Extracted data —
************

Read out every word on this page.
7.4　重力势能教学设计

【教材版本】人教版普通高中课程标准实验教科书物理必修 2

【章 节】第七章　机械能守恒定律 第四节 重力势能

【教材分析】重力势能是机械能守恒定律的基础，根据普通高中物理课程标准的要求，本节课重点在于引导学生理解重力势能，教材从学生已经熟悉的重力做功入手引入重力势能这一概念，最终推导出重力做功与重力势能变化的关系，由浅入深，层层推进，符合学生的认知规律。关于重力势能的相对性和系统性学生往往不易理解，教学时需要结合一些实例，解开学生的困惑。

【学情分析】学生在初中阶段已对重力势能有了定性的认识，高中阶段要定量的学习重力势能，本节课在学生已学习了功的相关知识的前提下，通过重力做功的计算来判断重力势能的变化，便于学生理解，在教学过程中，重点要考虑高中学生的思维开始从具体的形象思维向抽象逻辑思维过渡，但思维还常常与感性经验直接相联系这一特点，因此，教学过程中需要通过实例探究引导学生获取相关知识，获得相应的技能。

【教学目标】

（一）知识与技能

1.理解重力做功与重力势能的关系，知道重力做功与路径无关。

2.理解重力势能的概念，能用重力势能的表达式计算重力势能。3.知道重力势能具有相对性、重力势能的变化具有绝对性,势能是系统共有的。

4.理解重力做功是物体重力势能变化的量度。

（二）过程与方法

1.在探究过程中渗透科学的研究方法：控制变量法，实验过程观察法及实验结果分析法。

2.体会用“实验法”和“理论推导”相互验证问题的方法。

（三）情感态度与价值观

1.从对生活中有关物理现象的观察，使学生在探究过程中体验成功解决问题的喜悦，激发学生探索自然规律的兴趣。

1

************

Your goal — Each entry above is to be printed again exactly.

Written reply —
Read out every word on this page.
7.4　重力势能教学设计

【教材版本】人教版普通高中课程标准实验教科书物理必修 2

【章 节】第七章　机械能守恒定律 第四节 重力势能

【教材分析】重力势能是机械能守恒定律的基础，根据普通高中物理课程标准的要求，本节课重点在于引导学生理解重力势能，教材从学生已经熟悉的重力做功入手引入重力势能这一概念，最终推导出重力做功与重力势能变化的关系，由浅入深，层层推进，符合学生的认知规律。关于重力势能的相对性和系统性学生往往不易理解，教学时需要结合一些实例，解开学生的困惑。

【学情分析】学生在初中阶段已对重力势能有了定性的认识，高中阶段要定量的学习重力势能，本节课在学生已学习了功的相关知识的前提下，通过重力做功的计算来判断重力势能的变化，便于学生理解，在教学过程中，重点要考虑高中学生的思维开始从具体的形象思维向抽象逻辑思维过渡，但思维还常常与感性经验直接相联系这一特点，因此，教学过程中需要通过实例探究引导学生获取相关知识，获得相应的技能。

【教学目标】

（一）知识与技能

1.理解重力做功与重力势能的关系，知道重力做功与路径无关。

2.理解重力势能的概念，能用重力势能的表达式计算重力势能。3.知道重力势能具有相对性、重力势能的变化具有绝对性,势能是系统共有的。

4.理解重力做功是物体重力势能变化的量度。

（二）过程与方法

1.在探究过程中渗透科学的研究方法：控制变量法，实验过程观察法及实验结果分析法。

2.体会用“实验法”和“理论推导”相互验证问题的方法。

（三）情感态度与价值观

1.从对生活中有关物理现象的观察，使学生在探究过程中体验成功解决问题的喜悦，激发学生探索自然规律的兴趣。

1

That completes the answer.